[Begin QUOTED PASSAGE]
Besides the above uncertainty, the race certainly feels overpowered when compared to many 4E races.  It is more on par with the super races like Dwarves and Drow.  My friend intends to make a Pixie Vampire, should be fun times.


----------



## Incenjucar (Oct 8, 2011)

"Moving Provokes: If an enemy leaves a square adjacent to you, you can make an opportunity attack against that enemy."

Tiny creatures default at lacking an attack that can actually TARGET that square, is all. Pixies get around this.


----------



## keterys (Oct 8, 2011)

babinro said:


> It is more on par with the super races like Dwarves and Drow.



Devil's advocating for a moment, depending on the class you're optimizing, the following races are also considered on par with dwarves and drow by the CharOp boards:

Changeling*
Deva
Dragonborn
Eladrin
Elf
Gnome
Genasi
Githzerai
Goliath
Half-Elf 
Halfling
Half-Orc
Human** 
Kalashtar
Minotaur
Mul
Revenant
Shadar-Kai
Shardmind
Shifter
Thri-Kreen
Tiefling
Vyrloka
Warforged
Wilden

* Less commonly recommended, but very powerful for the right games.
[End QUOTED PASSAGE]
[Begin DATA SUPPLIED]
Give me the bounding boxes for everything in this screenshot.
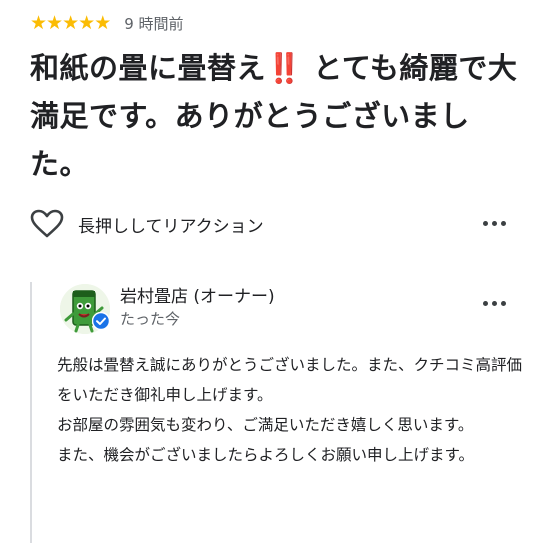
star-icon: ★ <box>78 11 95 34</box>
review-text-part1: 和紙の畳に畳替え <box>30 51 267 85</box>
star-icon: ★ <box>62 11 79 34</box>
more-options-icon[interactable] <box>483 221 506 226</box>
owner-more-options-icon[interactable] <box>483 301 506 306</box>
dot <box>483 301 488 306</box>
owner-reply-time: たった今 <box>120 310 181 328</box>
verified-badge-icon <box>92 312 110 330</box>
dot <box>483 221 488 226</box>
owner-reply: 岩村畳店 (オーナー) たった今 先般は畳替え誠にありがとうございました。また、… <box>30 282 532 543</box>
star-icon: ★ <box>46 11 63 34</box>
star-icon: ★ <box>94 11 111 34</box>
dot <box>501 221 506 226</box>
double-exclamation-icon: ‼️ <box>266 51 303 85</box>
dot <box>501 301 506 306</box>
review-text: 和紙の畳に畳替え‼️ とても綺麗で大満足です。ありがとうございました。 <box>30 44 518 188</box>
star-icon: ★ <box>30 11 47 34</box>
dot <box>492 301 497 306</box>
reaction-label: 長押ししてリアクション <box>78 216 264 237</box>
owner-reply-text: 先般は畳替え誠にありがとうございました。また、クチコミ高評価をいただき御礼申し上… <box>57 356 523 464</box>
owner-name: 岩村畳店 (オーナー) <box>120 287 275 307</box>
review-time: 9 時間前 <box>124 14 184 33</box>
rating-row: ★ ★ ★ ★ ★ 9 時間前 <box>30 10 184 36</box>
reaction-row[interactable]: 長押ししてリアクション <box>30 205 510 243</box>
dot <box>492 221 497 226</box>
heart-icon[interactable] <box>30 209 64 239</box>
star-rating: ★ ★ ★ ★ ★ <box>30 11 111 34</box>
[End DATA SUPPLIED]
> DIRECTIONS
A: Duplicate the part of the 4E races thread between "## Incenjucar (Oct" and "keterys (Oct 8, 2011)", inclusive.
B: In the 4E races thread, which two races are named as the super races that the race under discussion is on par with?
C: Summarize the 4E races thread in two sentences.

> REPLIES
A:
## Incenjucar (Oct 8, 2011)

"Moving Provokes: If an enemy leaves a square adjacent to you, you can make an opportunity attack against that enemy."

Tiny creatures default at lacking an attack that can actually TARGET that square, is all. Pixies get around this.


----------



## keterys (Oct 8, 2011)

B: Dwarves and Drow.

C: One poster says the race feels overpowered next to many 4E races, putting it on par with super races like Dwarves and Drow, and mentions a friend who intends to make a Pixie Vampire. Another poster explains that tiny creatures by default lack an attack that can target the square an enemy leaves, which pixies get around, and a third lists many more races that the CharOp boards consider on par with dwarves and drow, depending on the class being optimized.